--- Source records ---
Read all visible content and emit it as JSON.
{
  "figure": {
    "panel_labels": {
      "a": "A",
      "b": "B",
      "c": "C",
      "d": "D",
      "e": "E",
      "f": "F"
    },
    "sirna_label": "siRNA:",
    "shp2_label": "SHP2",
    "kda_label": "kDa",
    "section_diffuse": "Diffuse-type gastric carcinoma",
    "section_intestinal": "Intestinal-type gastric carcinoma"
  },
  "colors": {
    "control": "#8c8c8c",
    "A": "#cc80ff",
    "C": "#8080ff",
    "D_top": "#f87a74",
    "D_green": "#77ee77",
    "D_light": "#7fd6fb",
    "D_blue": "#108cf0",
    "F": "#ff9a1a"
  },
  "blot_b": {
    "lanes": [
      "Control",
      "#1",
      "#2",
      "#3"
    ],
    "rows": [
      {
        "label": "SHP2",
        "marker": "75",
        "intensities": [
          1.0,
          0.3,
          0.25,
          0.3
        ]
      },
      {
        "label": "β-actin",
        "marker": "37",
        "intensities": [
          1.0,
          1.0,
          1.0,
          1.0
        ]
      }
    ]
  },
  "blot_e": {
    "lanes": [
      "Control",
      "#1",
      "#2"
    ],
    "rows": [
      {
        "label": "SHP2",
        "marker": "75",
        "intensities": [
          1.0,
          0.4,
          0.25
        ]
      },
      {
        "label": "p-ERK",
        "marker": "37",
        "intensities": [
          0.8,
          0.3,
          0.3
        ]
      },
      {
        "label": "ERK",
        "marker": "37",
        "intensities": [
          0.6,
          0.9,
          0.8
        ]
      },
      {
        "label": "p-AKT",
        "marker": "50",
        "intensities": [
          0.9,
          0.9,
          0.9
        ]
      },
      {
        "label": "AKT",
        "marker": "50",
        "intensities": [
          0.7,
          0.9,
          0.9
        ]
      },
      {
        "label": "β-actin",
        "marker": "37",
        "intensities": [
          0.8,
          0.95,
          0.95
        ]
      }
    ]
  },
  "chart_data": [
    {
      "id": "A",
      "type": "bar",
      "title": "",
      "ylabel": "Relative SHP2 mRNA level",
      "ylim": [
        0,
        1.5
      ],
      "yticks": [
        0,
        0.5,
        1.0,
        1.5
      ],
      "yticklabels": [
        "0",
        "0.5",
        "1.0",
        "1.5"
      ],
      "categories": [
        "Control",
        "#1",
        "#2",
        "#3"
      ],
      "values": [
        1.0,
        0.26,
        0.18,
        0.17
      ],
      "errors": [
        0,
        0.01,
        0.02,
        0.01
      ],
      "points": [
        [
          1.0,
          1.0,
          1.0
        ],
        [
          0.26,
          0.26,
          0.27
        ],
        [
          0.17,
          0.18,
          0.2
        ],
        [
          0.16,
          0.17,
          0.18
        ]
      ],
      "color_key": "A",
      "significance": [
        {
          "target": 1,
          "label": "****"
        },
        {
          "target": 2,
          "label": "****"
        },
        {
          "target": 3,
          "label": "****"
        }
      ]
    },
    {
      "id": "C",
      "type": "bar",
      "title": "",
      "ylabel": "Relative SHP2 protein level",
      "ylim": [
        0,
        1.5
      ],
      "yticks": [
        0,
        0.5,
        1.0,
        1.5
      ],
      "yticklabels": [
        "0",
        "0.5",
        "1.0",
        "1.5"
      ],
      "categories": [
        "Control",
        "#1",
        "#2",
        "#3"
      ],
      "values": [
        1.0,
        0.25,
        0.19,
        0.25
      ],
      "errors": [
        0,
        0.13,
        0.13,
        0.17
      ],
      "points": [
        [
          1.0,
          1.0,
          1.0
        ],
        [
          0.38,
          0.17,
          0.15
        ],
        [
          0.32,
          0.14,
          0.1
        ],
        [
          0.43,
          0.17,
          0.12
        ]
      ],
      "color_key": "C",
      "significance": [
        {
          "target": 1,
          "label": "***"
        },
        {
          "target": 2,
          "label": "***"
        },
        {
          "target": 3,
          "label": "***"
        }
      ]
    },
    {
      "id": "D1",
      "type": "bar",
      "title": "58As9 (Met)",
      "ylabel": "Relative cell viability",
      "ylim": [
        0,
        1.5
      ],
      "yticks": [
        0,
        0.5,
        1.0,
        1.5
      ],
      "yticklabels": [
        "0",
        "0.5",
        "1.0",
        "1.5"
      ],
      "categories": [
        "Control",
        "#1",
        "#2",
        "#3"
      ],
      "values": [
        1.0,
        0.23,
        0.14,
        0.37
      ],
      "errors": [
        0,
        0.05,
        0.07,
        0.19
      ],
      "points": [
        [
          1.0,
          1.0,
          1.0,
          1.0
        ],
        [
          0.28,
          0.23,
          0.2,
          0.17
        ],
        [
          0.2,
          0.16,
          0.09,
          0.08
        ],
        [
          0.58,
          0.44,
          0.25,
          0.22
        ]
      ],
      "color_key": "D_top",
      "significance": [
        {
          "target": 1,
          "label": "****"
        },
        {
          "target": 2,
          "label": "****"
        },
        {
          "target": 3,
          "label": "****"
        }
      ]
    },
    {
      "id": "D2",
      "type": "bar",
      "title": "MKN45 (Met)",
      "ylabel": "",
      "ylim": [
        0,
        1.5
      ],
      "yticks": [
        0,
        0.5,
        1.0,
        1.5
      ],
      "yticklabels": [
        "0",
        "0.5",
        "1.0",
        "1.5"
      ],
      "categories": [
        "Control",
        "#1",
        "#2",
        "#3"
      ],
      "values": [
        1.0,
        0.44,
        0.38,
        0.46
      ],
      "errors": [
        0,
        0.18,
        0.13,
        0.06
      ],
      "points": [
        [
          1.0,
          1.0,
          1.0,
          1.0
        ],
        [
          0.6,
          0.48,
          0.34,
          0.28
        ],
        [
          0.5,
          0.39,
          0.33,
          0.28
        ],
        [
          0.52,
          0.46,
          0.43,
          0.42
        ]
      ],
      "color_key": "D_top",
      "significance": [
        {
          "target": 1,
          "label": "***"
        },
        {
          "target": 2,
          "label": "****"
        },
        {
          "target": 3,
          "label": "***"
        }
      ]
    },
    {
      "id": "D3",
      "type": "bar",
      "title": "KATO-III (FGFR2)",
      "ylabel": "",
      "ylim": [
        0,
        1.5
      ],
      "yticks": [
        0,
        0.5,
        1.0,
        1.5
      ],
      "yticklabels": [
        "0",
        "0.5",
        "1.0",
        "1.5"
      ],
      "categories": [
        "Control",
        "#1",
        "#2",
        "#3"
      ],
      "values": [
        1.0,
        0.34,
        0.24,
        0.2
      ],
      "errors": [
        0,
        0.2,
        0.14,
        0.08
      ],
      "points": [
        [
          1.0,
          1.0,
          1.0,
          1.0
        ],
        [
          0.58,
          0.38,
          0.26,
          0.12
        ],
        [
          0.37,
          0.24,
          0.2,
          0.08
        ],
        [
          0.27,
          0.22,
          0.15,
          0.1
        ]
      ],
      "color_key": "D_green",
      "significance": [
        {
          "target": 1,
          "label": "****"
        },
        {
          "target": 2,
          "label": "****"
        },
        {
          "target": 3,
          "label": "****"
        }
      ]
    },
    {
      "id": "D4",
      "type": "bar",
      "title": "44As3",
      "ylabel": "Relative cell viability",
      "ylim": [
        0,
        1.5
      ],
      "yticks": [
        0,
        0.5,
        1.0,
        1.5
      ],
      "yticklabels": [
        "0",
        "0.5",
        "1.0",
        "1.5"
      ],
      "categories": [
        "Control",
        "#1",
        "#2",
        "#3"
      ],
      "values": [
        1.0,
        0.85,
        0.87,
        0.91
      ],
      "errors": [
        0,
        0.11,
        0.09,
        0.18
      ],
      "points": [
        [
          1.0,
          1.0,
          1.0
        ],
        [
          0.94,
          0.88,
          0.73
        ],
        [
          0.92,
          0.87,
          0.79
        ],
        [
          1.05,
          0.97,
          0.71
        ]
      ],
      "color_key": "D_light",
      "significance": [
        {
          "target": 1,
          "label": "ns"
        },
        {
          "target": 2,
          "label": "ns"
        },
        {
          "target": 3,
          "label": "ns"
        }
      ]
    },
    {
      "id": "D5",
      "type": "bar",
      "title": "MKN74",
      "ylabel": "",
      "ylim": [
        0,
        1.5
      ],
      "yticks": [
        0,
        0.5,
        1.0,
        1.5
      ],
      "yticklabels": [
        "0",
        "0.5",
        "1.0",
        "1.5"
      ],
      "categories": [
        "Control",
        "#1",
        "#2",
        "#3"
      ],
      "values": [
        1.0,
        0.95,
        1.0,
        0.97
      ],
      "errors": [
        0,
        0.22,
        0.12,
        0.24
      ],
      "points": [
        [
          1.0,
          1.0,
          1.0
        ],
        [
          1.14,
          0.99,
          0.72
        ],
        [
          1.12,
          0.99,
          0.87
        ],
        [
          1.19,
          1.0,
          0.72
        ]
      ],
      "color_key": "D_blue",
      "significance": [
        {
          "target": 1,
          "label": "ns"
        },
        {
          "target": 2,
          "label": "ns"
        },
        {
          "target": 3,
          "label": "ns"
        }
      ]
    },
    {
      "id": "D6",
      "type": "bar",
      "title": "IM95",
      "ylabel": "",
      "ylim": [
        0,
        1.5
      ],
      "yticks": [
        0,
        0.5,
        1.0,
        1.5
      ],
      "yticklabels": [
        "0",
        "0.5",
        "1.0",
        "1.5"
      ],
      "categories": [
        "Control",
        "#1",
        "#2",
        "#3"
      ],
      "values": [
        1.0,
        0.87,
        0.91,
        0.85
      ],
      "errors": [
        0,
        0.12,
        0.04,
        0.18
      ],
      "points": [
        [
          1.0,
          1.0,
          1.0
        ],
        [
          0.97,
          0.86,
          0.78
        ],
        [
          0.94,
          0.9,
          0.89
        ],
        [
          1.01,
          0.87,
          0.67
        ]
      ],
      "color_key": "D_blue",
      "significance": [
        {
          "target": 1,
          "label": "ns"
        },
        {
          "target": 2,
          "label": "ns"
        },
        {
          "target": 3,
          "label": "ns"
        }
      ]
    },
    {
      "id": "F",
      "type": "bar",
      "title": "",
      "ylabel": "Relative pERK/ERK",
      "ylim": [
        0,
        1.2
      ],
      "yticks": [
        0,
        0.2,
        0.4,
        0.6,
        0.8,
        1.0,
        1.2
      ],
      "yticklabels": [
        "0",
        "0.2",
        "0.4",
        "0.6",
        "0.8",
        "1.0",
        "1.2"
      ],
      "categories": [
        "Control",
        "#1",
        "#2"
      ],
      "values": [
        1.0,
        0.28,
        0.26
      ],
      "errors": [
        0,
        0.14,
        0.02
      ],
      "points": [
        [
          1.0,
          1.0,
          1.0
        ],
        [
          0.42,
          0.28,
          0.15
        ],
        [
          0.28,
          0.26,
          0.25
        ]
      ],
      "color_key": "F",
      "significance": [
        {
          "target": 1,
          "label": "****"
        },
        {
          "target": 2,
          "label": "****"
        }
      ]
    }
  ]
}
---
• Aim of the exercise:
In the records above, collect each line with "carcinoma".

• Written reply:
    "section_diffuse": "Diffuse-type gastric carcinoma",
    "section_intestinal": "Intestinal-type gastric carcinoma"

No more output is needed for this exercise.